##### Records shown

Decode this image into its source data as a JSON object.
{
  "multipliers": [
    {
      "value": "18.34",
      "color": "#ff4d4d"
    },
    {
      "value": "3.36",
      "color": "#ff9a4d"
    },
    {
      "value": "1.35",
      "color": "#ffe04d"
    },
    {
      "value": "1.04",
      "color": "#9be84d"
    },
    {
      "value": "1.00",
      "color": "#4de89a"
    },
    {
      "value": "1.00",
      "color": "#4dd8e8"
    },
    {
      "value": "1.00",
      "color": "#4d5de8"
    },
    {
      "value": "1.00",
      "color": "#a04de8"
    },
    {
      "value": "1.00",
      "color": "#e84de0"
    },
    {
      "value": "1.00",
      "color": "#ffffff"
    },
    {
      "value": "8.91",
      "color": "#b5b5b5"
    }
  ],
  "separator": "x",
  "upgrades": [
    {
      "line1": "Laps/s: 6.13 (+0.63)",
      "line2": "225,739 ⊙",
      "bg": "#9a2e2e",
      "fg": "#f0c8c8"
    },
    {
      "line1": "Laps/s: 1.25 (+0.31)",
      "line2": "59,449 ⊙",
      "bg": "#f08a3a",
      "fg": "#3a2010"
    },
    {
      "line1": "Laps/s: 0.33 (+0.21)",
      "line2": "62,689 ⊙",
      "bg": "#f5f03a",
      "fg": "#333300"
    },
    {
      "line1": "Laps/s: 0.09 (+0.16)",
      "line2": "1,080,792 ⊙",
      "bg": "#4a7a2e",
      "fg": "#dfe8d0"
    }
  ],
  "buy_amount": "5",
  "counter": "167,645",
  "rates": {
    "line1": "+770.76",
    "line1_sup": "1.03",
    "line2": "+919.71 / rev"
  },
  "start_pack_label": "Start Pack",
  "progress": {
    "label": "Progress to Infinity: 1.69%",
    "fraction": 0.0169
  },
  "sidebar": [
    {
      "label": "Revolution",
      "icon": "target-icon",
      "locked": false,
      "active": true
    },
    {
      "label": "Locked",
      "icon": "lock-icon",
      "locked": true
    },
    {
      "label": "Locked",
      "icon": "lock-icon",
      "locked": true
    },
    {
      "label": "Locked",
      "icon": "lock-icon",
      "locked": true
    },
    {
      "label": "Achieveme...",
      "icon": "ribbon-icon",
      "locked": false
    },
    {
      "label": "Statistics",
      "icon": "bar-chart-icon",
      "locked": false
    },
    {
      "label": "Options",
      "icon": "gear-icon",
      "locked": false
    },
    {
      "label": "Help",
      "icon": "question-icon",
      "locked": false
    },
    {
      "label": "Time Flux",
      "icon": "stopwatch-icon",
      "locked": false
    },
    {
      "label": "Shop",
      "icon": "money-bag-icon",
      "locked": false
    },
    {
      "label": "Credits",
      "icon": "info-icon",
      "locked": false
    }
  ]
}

##########

» Goal of the exercise: Set down the listing above in full, please, exactly as it appears.

» Solution to this task:
Decode this image into its source data as a JSON object.
{
  "multipliers": [
    {
      "value": "18.34",
      "color": "#ff4d4d"
    },
    {
      "value": "3.36",
      "color": "#ff9a4d"
    },
    {
      "value": "1.35",
      "color": "#ffe04d"
    },
    {
      "value": "1.04",
      "color": "#9be84d"
    },
    {
      "value": "1.00",
      "color": "#4de89a"
    },
    {
      "value": "1.00",
      "color": "#4dd8e8"
    },
    {
      "value": "1.00",
      "color": "#4d5de8"
    },
    {
      "value": "1.00",
      "color": "#a04de8"
    },
    {
      "value": "1.00",
      "color": "#e84de0"
    },
    {
      "value": "1.00",
      "color": "#ffffff"
    },
    {
      "value": "8.91",
      "color": "#b5b5b5"
    }
  ],
  "separator": "x",
  "upgrades": [
    {
      "line1": "Laps/s: 6.13 (+0.63)",
      "line2": "225,739 ⊙",
      "bg": "#9a2e2e",
      "fg": "#f0c8c8"
    },
    {
      "line1": "Laps/s: 1.25 (+0.31)",
      "line2": "59,449 ⊙",
      "bg": "#f08a3a",
      "fg": "#3a2010"
    },
    {
      "line1": "Laps/s: 0.33 (+0.21)",
      "line2": "62,689 ⊙",
      "bg": "#f5f03a",
      "fg": "#333300"
    },
    {
      "line1": "Laps/s: 0.09 (+0.16)",
      "line2": "1,080,792 ⊙",
      "bg": "#4a7a2e",
      "fg": "#dfe8d0"
    }
  ],
  "buy_amount": "5",
  "counter": "167,645",
  "rates": {
    "line1": "+770.76",
    "line1_sup": "1.03",
    "line2": "+919.71 / rev"
  },
  "start_pack_label": "Start Pack",
  "progress": {
    "label": "Progress to Infinity: 1.69%",
    "fraction": 0.0169
  },
  "sidebar": [
    {
      "label": "Revolution",
      "icon": "target-icon",
      "locked": false,
      "active": true
    },
    {
      "label": "Locked",
      "icon": "lock-icon",
      "locked": true
    },
    {
      "label": "Locked",
      "icon": "lock-icon",
      "locked": true
    },
    {
      "label": "Locked",
      "icon": "lock-icon",
      "locked": true
    },
    {
      "label": "Achieveme...",
      "icon": "ribbon-icon",
      "locked": false
    },
    {
      "label": "Statistics",
      "icon": "bar-chart-icon",
      "locked": false
    },
    {
      "label": "Options",
      "icon": "gear-icon",
      "locked": false
    },
    {
      "label": "Help",
      "icon": "question-icon",
      "locked": false
    },
    {
      "label": "Time Flux",
      "icon": "stopwatch-icon",
      "locked": false
    },
    {
      "label": "Shop",
      "icon": "money-bag-icon",
      "locked": false
    },
    {
      "label": "Credits",
      "icon": "info-icon",
      "locked": false
    }
  ]
}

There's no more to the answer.